**What is asked**
Quote the listing below in full and exactly as written, but omit every picture.
::: The input :::
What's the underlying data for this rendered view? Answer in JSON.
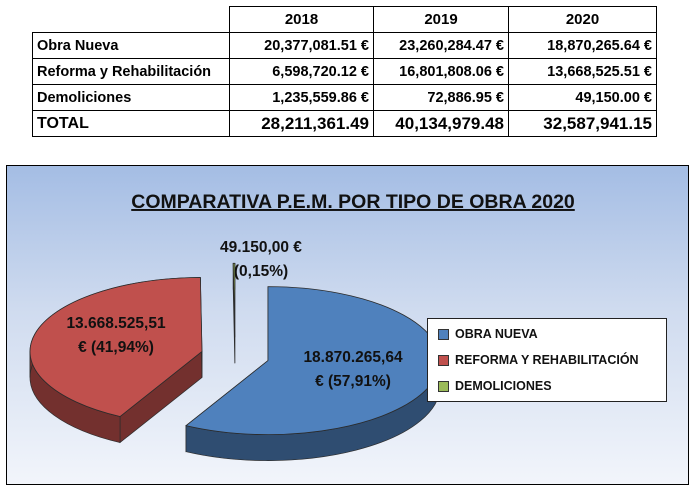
{
  "table": {
    "years": [
      "2018",
      "2019",
      "2020"
    ],
    "rows": [
      {
        "label": "Obra Nueva",
        "values": [
          "20,377,081.51 €",
          "23,260,284.47 €",
          "18,870,265.64 €"
        ]
      },
      {
        "label": "Reforma y Rehabilitación",
        "values": [
          "6,598,720.12 €",
          "16,801,808.06 €",
          "13,668,525.51 €"
        ]
      },
      {
        "label": "Demoliciones",
        "values": [
          "1,235,559.86 €",
          "72,886.95 €",
          "49,150.00 €"
        ]
      }
    ],
    "total": {
      "label": "TOTAL",
      "values": [
        "28,211,361.49",
        "40,134,979.48",
        "32,587,941.15"
      ]
    }
  },
  "chart_data": {
    "type": "pie",
    "title": "COMPARATIVA P.E.M. POR TIPO DE OBRA 2020",
    "legend_position": "right",
    "slices": [
      {
        "name": "OBRA NUEVA",
        "value": 18870265.64,
        "percent": 57.91,
        "label_line1": "18.870.265,64",
        "label_line2": "€ (57,91%)",
        "color": "#4f81bd"
      },
      {
        "name": "REFORMA Y REHABILITACIÓN",
        "value": 13668525.51,
        "percent": 41.94,
        "label_line1": "13.668.525,51",
        "label_line2": "€ (41,94%)",
        "color": "#c0504d"
      },
      {
        "name": "DEMOLICIONES",
        "value": 49150.0,
        "percent": 0.15,
        "label_line1": "49.150,00 €",
        "label_line2": "(0,15%)",
        "color": "#9bbb59"
      }
    ]
  }
}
:::
**Correct result**
What's the underlying data for this rendered view? Answer in JSON.
{
  "table": {
    "years": [
      "2018",
      "2019",
      "2020"
    ],
    "rows": [
      {
        "label": "Obra Nueva",
        "values": [
          "20,377,081.51 €",
          "23,260,284.47 €",
          "18,870,265.64 €"
        ]
      },
      {
        "label": "Reforma y Rehabilitación",
        "values": [
          "6,598,720.12 €",
          "16,801,808.06 €",
          "13,668,525.51 €"
        ]
      },
      {
        "label": "Demoliciones",
        "values": [
          "1,235,559.86 €",
          "72,886.95 €",
          "49,150.00 €"
        ]
      }
    ],
    "total": {
      "label": "TOTAL",
      "values": [
        "28,211,361.49",
        "40,134,979.48",
        "32,587,941.15"
      ]
    }
  },
  "chart_data": {
    "type": "pie",
    "title": "COMPARATIVA P.E.M. POR TIPO DE OBRA 2020",
    "legend_position": "right",
    "slices": [
      {
        "name": "OBRA NUEVA",
        "value": 18870265.64,
        "percent": 57.91,
        "label_line1": "18.870.265,64",
        "label_line2": "€ (57,91%)",
        "color": "#4f81bd"
      },
      {
        "name": "REFORMA Y REHABILITACIÓN",
        "value": 13668525.51,
        "percent": 41.94,
        "label_line1": "13.668.525,51",
        "label_line2": "€ (41,94%)",
        "color": "#c0504d"
      },
      {
        "name": "DEMOLICIONES",
        "value": 49150.0,
        "percent": 0.15,
        "label_line1": "49.150,00 €",
        "label_line2": "(0,15%)",
        "color": "#9bbb59"
      }
    ]
  }
}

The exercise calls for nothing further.